Without the pictures, return all of the material exactly as written.

> Input material
● ● ● ●

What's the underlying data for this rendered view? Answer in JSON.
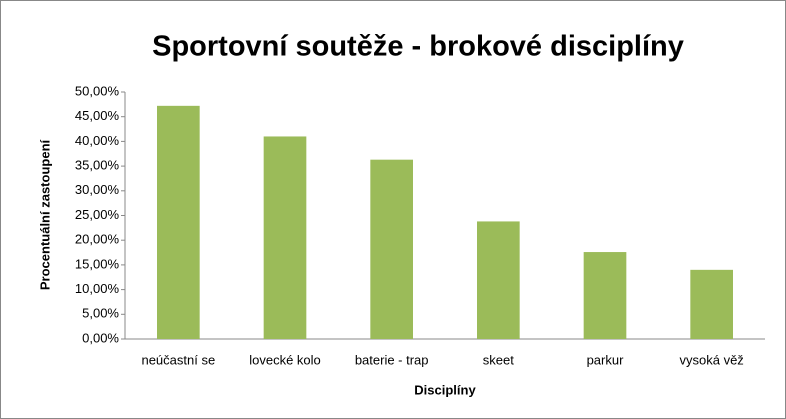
{
  "chart_data": {
    "type": "bar",
    "title": "Sportovní soutěže - brokové disciplíny",
    "x_label": "Disciplíny",
    "y_label": "Procentuální zastoupení",
    "categories": [
      "neúčastní se",
      "lovecké kolo",
      "baterie - trap",
      "skeet",
      "parkur",
      "vysoká věž"
    ],
    "values": [
      47.2,
      41.0,
      36.3,
      23.8,
      17.6,
      14.0
    ],
    "color": "#9bbb59",
    "ylim": [
      0,
      50
    ],
    "yticks": [
      {
        "value": 0,
        "label": "0,00%"
      },
      {
        "value": 5,
        "label": "5,00%"
      },
      {
        "value": 10,
        "label": "10,00%"
      },
      {
        "value": 15,
        "label": "15,00%"
      },
      {
        "value": 20,
        "label": "20,00%"
      },
      {
        "value": 25,
        "label": "25,00%"
      },
      {
        "value": 30,
        "label": "30,00%"
      },
      {
        "value": 35,
        "label": "35,00%"
      },
      {
        "value": 40,
        "label": "40,00%"
      },
      {
        "value": 45,
        "label": "45,00%"
      },
      {
        "value": 50,
        "label": "50,00%"
      }
    ],
    "grid": false
  }
}
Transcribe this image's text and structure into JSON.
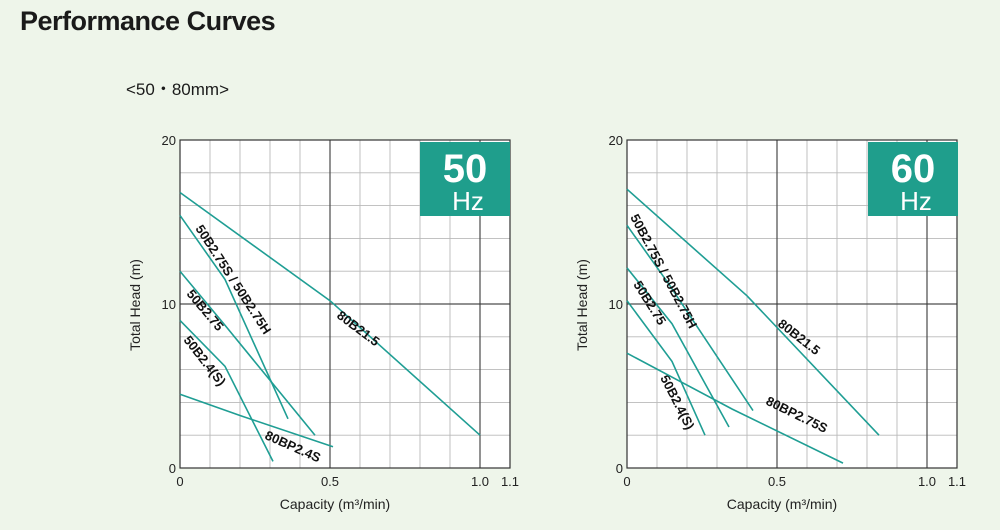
{
  "page": {
    "title": "Performance Curves",
    "subtitle": "<50・80mm>"
  },
  "colors": {
    "background": "#eef5ea",
    "grid": "#b9b9b9",
    "curve": "#1f9e94",
    "badge": "#1f9e8c"
  },
  "chart_data": [
    {
      "type": "line",
      "badge": {
        "number": "50",
        "unit": "Hz"
      },
      "xlabel": "Capacity (m³/min)",
      "ylabel": "Total Head (m)",
      "xlim": [
        0,
        1.1
      ],
      "ylim": [
        0,
        20
      ],
      "x_ticks": [
        "0",
        "0.5",
        "1.0",
        "1.1"
      ],
      "y_ticks": [
        "0",
        "10",
        "20"
      ],
      "grid": true,
      "series": [
        {
          "name": "80B21.5",
          "points": [
            [
              0,
              16.8
            ],
            [
              0.5,
              10.2
            ],
            [
              1.0,
              2.0
            ]
          ]
        },
        {
          "name": "50B2.75S / 50B2.75H",
          "points": [
            [
              0,
              15.4
            ],
            [
              0.15,
              11.5
            ],
            [
              0.36,
              3.0
            ]
          ]
        },
        {
          "name": "50B2.75",
          "points": [
            [
              0,
              12.0
            ],
            [
              0.15,
              8.7
            ],
            [
              0.45,
              2.0
            ]
          ]
        },
        {
          "name": "50B2.4(S)",
          "points": [
            [
              0,
              9.0
            ],
            [
              0.15,
              6.2
            ],
            [
              0.31,
              0.4
            ]
          ]
        },
        {
          "name": "80BP2.4S",
          "points": [
            [
              0,
              4.5
            ],
            [
              0.2,
              3.2
            ],
            [
              0.51,
              1.3
            ]
          ]
        }
      ]
    },
    {
      "type": "line",
      "badge": {
        "number": "60",
        "unit": "Hz"
      },
      "xlabel": "Capacity (m³/min)",
      "ylabel": "Total Head (m)",
      "xlim": [
        0,
        1.1
      ],
      "ylim": [
        0,
        20
      ],
      "x_ticks": [
        "0",
        "0.5",
        "1.0",
        "1.1"
      ],
      "y_ticks": [
        "0",
        "10",
        "20"
      ],
      "grid": true,
      "series": [
        {
          "name": "80B21.5",
          "points": [
            [
              0,
              17.0
            ],
            [
              0.4,
              10.5
            ],
            [
              0.84,
              2.0
            ]
          ]
        },
        {
          "name": "50B2.75S / 50B2.75H",
          "points": [
            [
              0,
              14.8
            ],
            [
              0.14,
              11.2
            ],
            [
              0.42,
              3.5
            ]
          ]
        },
        {
          "name": "50B2.75",
          "points": [
            [
              0,
              12.2
            ],
            [
              0.15,
              8.8
            ],
            [
              0.34,
              2.5
            ]
          ]
        },
        {
          "name": "50B2.4(S)",
          "points": [
            [
              0,
              10.2
            ],
            [
              0.15,
              6.5
            ],
            [
              0.26,
              2.0
            ]
          ]
        },
        {
          "name": "80BP2.75S",
          "points": [
            [
              0,
              7.0
            ],
            [
              0.35,
              3.6
            ],
            [
              0.72,
              0.3
            ]
          ]
        }
      ]
    }
  ]
}
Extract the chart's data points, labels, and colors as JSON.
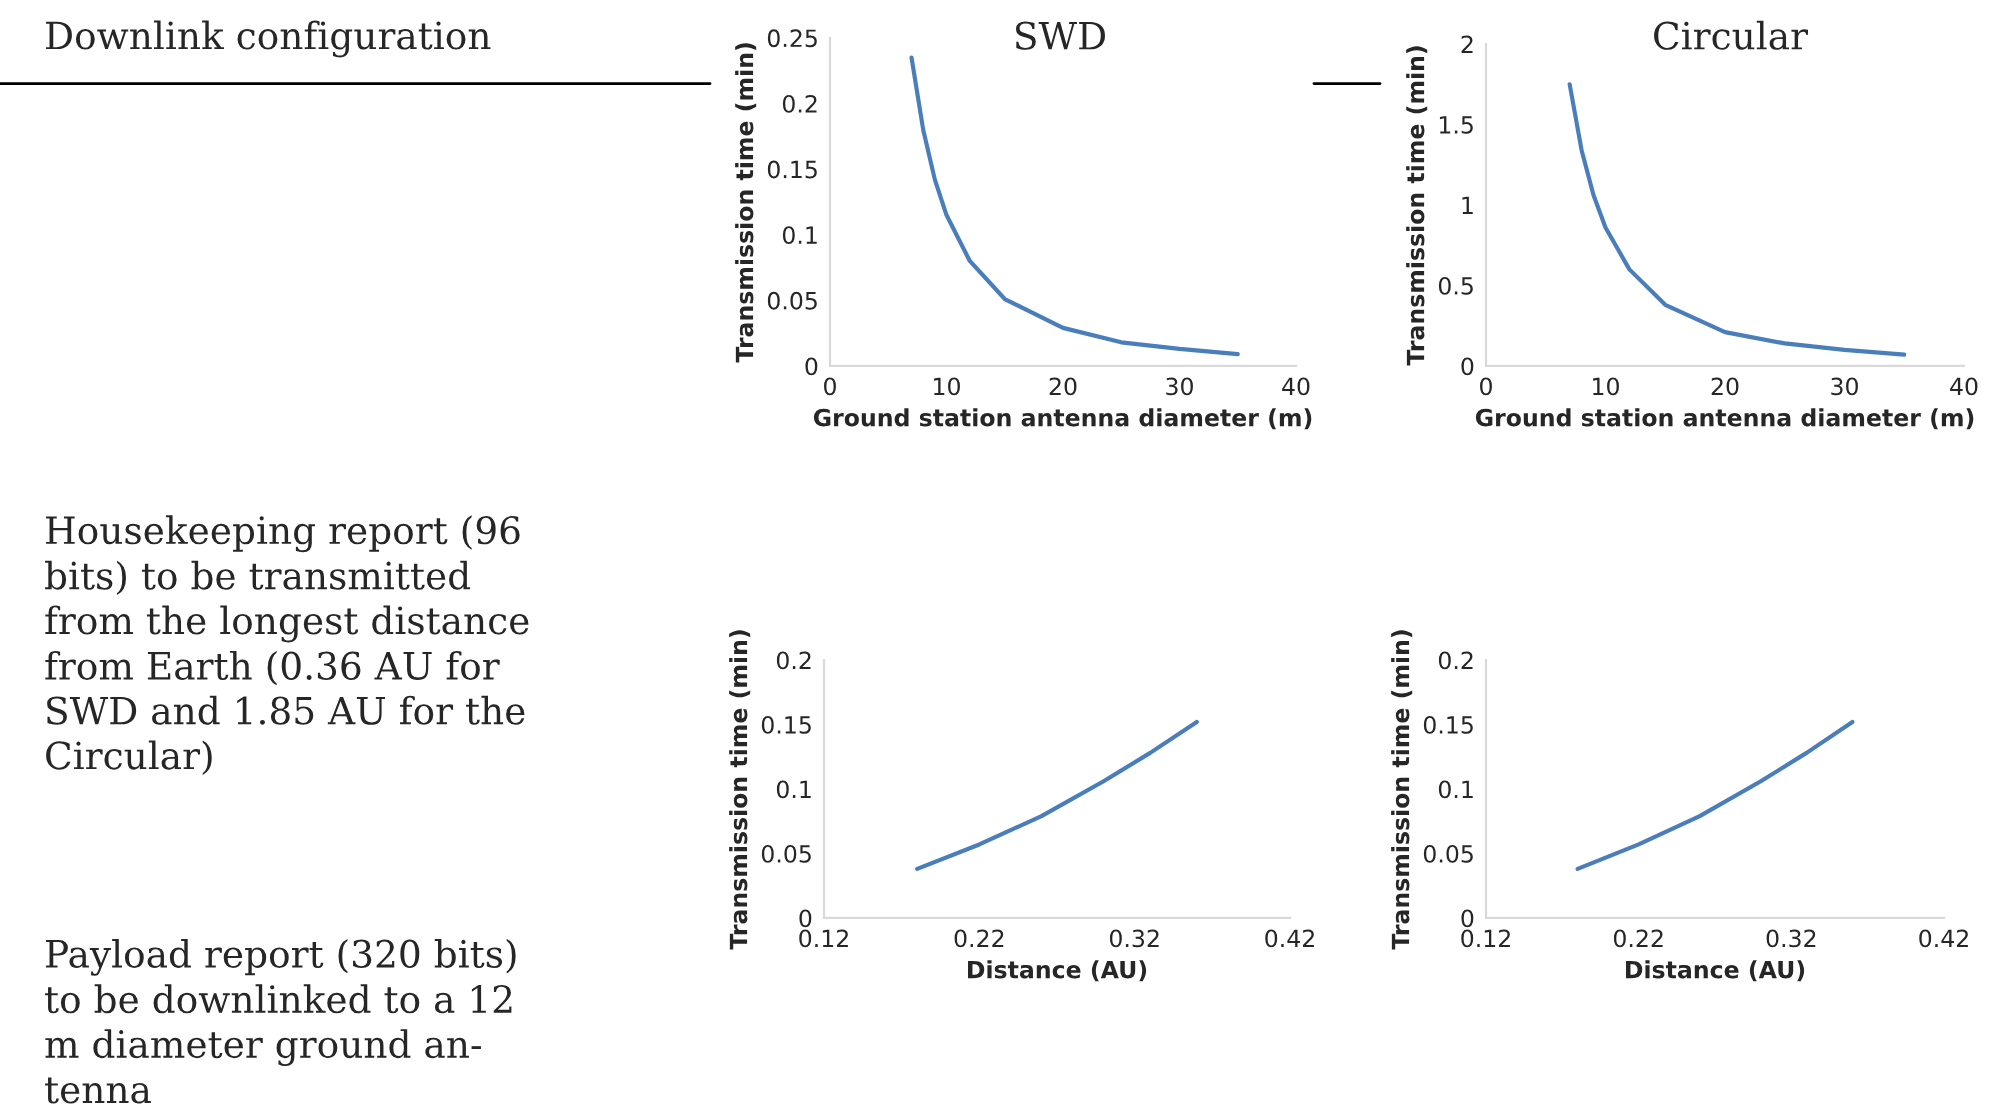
{
  "chart_data": [
    {
      "type": "line",
      "title": "SWD",
      "xlabel": "Ground station antenna diameter (m)",
      "ylabel": "Transmission time (min)",
      "annotations": [
        "Downlink configuration",
        "Housekeeping report (96\nbits) to be transmitted\nfrom the longest distance\nfrom Earth (0.36 AU for\nSWD and 1.85 AU for the\nCircular)"
      ],
      "x": [
        7,
        8,
        9,
        10,
        12,
        15,
        20,
        25,
        30,
        35
      ],
      "series": [
        {
          "color": "#4a7ebb",
          "values": [
            0.235,
            0.18,
            0.142,
            0.115,
            0.08,
            0.051,
            0.029,
            0.018,
            0.013,
            0.009
          ]
        }
      ],
      "xlim": [
        0,
        40
      ],
      "xticks": [
        0,
        10,
        20,
        30,
        40
      ],
      "ylim": [
        0,
        0.25
      ],
      "yticks": [
        0,
        0.05,
        0.1,
        0.15,
        0.2,
        0.25
      ],
      "grid": false,
      "legend": false
    },
    {
      "type": "line",
      "title": "Circular",
      "xlabel": "Ground station antenna diameter (m)",
      "ylabel": "Transmission time (min)",
      "x": [
        7,
        8,
        9,
        10,
        12,
        15,
        20,
        25,
        30,
        35
      ],
      "series": [
        {
          "color": "#4a7ebb",
          "values": [
            1.75,
            1.34,
            1.06,
            0.86,
            0.6,
            0.38,
            0.21,
            0.14,
            0.1,
            0.07
          ]
        }
      ],
      "xlim": [
        0,
        40
      ],
      "xticks": [
        0,
        10,
        20,
        30,
        40
      ],
      "ylim": [
        0,
        2
      ],
      "yticks": [
        0,
        0.5,
        1,
        1.5,
        2
      ],
      "grid": false,
      "legend": false
    },
    {
      "type": "line",
      "xlabel": "Distance (AU)",
      "ylabel": "Transmission time (min)",
      "annotations": [
        "Payload report (320 bits)\nto be downlinked to a 12\nm diameter ground an-\ntenna"
      ],
      "x": [
        0.18,
        0.22,
        0.26,
        0.3,
        0.33,
        0.36
      ],
      "series": [
        {
          "color": "#4a7ebb",
          "values": [
            0.038,
            0.057,
            0.079,
            0.106,
            0.128,
            0.152
          ]
        }
      ],
      "xlim": [
        0.12,
        0.42
      ],
      "xticks": [
        0.12,
        0.22,
        0.32,
        0.42
      ],
      "ylim": [
        0,
        0.2
      ],
      "yticks": [
        0,
        0.05,
        0.1,
        0.15,
        0.2
      ],
      "grid": false,
      "legend": false
    },
    {
      "type": "line",
      "xlabel": "Distance (AU)",
      "ylabel": "Transmission time (min)",
      "x": [
        0.18,
        0.22,
        0.26,
        0.3,
        0.33,
        0.36
      ],
      "series": [
        {
          "color": "#4a7ebb",
          "values": [
            0.038,
            0.057,
            0.079,
            0.106,
            0.128,
            0.152
          ]
        }
      ],
      "xlim": [
        0.12,
        0.42
      ],
      "xticks": [
        0.12,
        0.22,
        0.32,
        0.42
      ],
      "ylim": [
        0,
        0.2
      ],
      "yticks": [
        0,
        0.05,
        0.1,
        0.15,
        0.2
      ],
      "grid": false,
      "legend": false
    }
  ]
}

● ● ● ●

> Written response
What's the underlying data for this rendered view? Answer in JSON.
{
  "chart_data": {
    "type": "bar",
    "title": "Sportovní soutěže - brokové disciplíny",
    "x_label": "Disciplíny",
    "y_label": "Procentuální zastoupení",
    "categories": [
      "neúčastní se",
      "lovecké kolo",
      "baterie - trap",
      "skeet",
      "parkur",
      "vysoká věž"
    ],
    "values": [
      47.2,
      41.0,
      36.3,
      23.8,
      17.6,
      14.0
    ],
    "color": "#9bbb59",
    "ylim": [
      0,
      50
    ],
    "yticks": [
      {
        "value": 0,
        "label": "0,00%"
      },
      {
        "value": 5,
        "label": "5,00%"
      },
      {
        "value": 10,
        "label": "10,00%"
      },
      {
        "value": 15,
        "label": "15,00%"
      },
      {
        "value": 20,
        "label": "20,00%"
      },
      {
        "value": 25,
        "label": "25,00%"
      },
      {
        "value": 30,
        "label": "30,00%"
      },
      {
        "value": 35,
        "label": "35,00%"
      },
      {
        "value": 40,
        "label": "40,00%"
      },
      {
        "value": 45,
        "label": "45,00%"
      },
      {
        "value": 50,
        "label": "50,00%"
      }
    ],
    "grid": false
  }
}
Transcribe this image's text and structure into JSON.
{
  "page": {
    "title": "Performance Curves",
    "subtitle": "<50・80mm>"
  },
  "colors": {
    "background": "#eef5ea",
    "grid": "#b9b9b9",
    "curve": "#1f9e94",
    "badge": "#1f9e8c"
  },
  "chart_data": [
    {
      "type": "line",
      "badge": {
        "number": "50",
        "unit": "Hz"
      },
      "xlabel": "Capacity (m³/min)",
      "ylabel": "Total Head (m)",
      "xlim": [
        0,
        1.1
      ],
      "ylim": [
        0,
        20
      ],
      "x_ticks": [
        "0",
        "0.5",
        "1.0",
        "1.1"
      ],
      "y_ticks": [
        "0",
        "10",
        "20"
      ],
      "grid": true,
      "series": [
        {
          "name": "80B21.5",
          "points": [
            [
              0,
              16.8
            ],
            [
              0.5,
              10.2
            ],
            [
              1.0,
              2.0
            ]
          ]
        },
        {
          "name": "50B2.75S / 50B2.75H",
          "points": [
            [
              0,
              15.4
            ],
            [
              0.15,
              11.5
            ],
            [
              0.36,
              3.0
            ]
          ]
        },
        {
          "name": "50B2.75",
          "points": [
            [
              0,
              12.0
            ],
            [
              0.15,
              8.7
            ],
            [
              0.45,
              2.0
            ]
          ]
        },
        {
          "name": "50B2.4(S)",
          "points": [
            [
              0,
              9.0
            ],
            [
              0.15,
              6.2
            ],
            [
              0.31,
              0.4
            ]
          ]
        },
        {
          "name": "80BP2.4S",
          "points": [
            [
              0,
              4.5
            ],
            [
              0.2,
              3.2
            ],
            [
              0.51,
              1.3
            ]
          ]
        }
      ]
    },
    {
      "type": "line",
      "badge": {
        "number": "60",
        "unit": "Hz"
      },
      "xlabel": "Capacity (m³/min)",
      "ylabel": "Total Head (m)",
      "xlim": [
        0,
        1.1
      ],
      "ylim": [
        0,
        20
      ],
      "x_ticks": [
        "0",
        "0.5",
        "1.0",
        "1.1"
      ],
      "y_ticks": [
        "0",
        "10",
        "20"
      ],
      "grid": true,
      "series": [
        {
          "name": "80B21.5",
          "points": [
            [
              0,
              17.0
            ],
            [
              0.4,
              10.5
            ],
            [
              0.84,
              2.0
            ]
          ]
        },
        {
          "name": "50B2.75S / 50B2.75H",
          "points": [
            [
              0,
              14.8
            ],
            [
              0.14,
              11.2
            ],
            [
              0.42,
              3.5
            ]
          ]
        },
        {
          "name": "50B2.75",
          "points": [
            [
              0,
              12.2
            ],
            [
              0.15,
              8.8
            ],
            [
              0.34,
              2.5
            ]
          ]
        },
        {
          "name": "50B2.4(S)",
          "points": [
            [
              0,
              10.2
            ],
            [
              0.15,
              6.5
            ],
            [
              0.26,
              2.0
            ]
          ]
        },
        {
          "name": "80BP2.75S",
          "points": [
            [
              0,
              7.0
            ],
            [
              0.35,
              3.6
            ],
            [
              0.72,
              0.3
            ]
          ]
        }
      ]
    }
  ]
}
Extract the chart's data points, labels, and colors as JSON.
{
  "chart_data": [
    {
      "type": "line",
      "title": "SWD",
      "xlabel": "Ground station antenna diameter (m)",
      "ylabel": "Transmission time (min)",
      "annotations": [
        "Downlink configuration",
        "Housekeeping report (96\nbits) to be transmitted\nfrom the longest distance\nfrom Earth (0.36 AU for\nSWD and 1.85 AU for the\nCircular)"
      ],
      "x": [
        7,
        8,
        9,
        10,
        12,
        15,
        20,
        25,
        30,
        35
      ],
      "series": [
        {
          "color": "#4a7ebb",
          "values": [
            0.235,
            0.18,
            0.142,
            0.115,
            0.08,
            0.051,
            0.029,
            0.018,
            0.013,
            0.009
          ]
        }
      ],
      "xlim": [
        0,
        40
      ],
      "xticks": [
        0,
        10,
        20,
        30,
        40
      ],
      "ylim": [
        0,
        0.25
      ],
      "yticks": [
        0,
        0.05,
        0.1,
        0.15,
        0.2,
        0.25
      ],
      "grid": false,
      "legend": false
    },
    {
      "type": "line",
      "title": "Circular",
      "xlabel": "Ground station antenna diameter (m)",
      "ylabel": "Transmission time (min)",
      "x": [
        7,
        8,
        9,
        10,
        12,
        15,
        20,
        25,
        30,
        35
      ],
      "series": [
        {
          "color": "#4a7ebb",
          "values": [
            1.75,
            1.34,
            1.06,
            0.86,
            0.6,
            0.38,
            0.21,
            0.14,
            0.1,
            0.07
          ]
        }
      ],
      "xlim": [
        0,
        40
      ],
      "xticks": [
        0,
        10,
        20,
        30,
        40
      ],
      "ylim": [
        0,
        2
      ],
      "yticks": [
        0,
        0.5,
        1,
        1.5,
        2
      ],
      "grid": false,
      "legend": false
    },
    {
      "type": "line",
      "xlabel": "Distance (AU)",
      "ylabel": "Transmission time (min)",
      "annotations": [
        "Payload report (320 bits)\nto be downlinked to a 12\nm diameter ground an-\ntenna"
      ],
      "x": [
        0.18,
        0.22,
        0.26,
        0.3,
        0.33,
        0.36
      ],
      "series": [
        {
          "color": "#4a7ebb",
          "values": [
            0.038,
            0.057,
            0.079,
            0.106,
            0.128,
            0.152
          ]
        }
      ],
      "xlim": [
        0.12,
        0.42
      ],
      "xticks": [
        0.12,
        0.22,
        0.32,
        0.42
      ],
      "ylim": [
        0,
        0.2
      ],
      "yticks": [
        0,
        0.05,
        0.1,
        0.15,
        0.2
      ],
      "grid": false,
      "legend": false
    },
    {
      "type": "line",
      "xlabel": "Distance (AU)",
      "ylabel": "Transmission time (min)",
      "x": [
        0.18,
        0.22,
        0.26,
        0.3,
        0.33,
        0.36
      ],
      "series": [
        {
          "color": "#4a7ebb",
          "values": [
            0.038,
            0.057,
            0.079,
            0.106,
            0.128,
            0.152
          ]
        }
      ],
      "xlim": [
        0.12,
        0.42
      ],
      "xticks": [
        0.12,
        0.22,
        0.32,
        0.42
      ],
      "ylim": [
        0,
        0.2
      ],
      "yticks": [
        0,
        0.05,
        0.1,
        0.15,
        0.2
      ],
      "grid": false,
      "legend": false
    }
  ]
}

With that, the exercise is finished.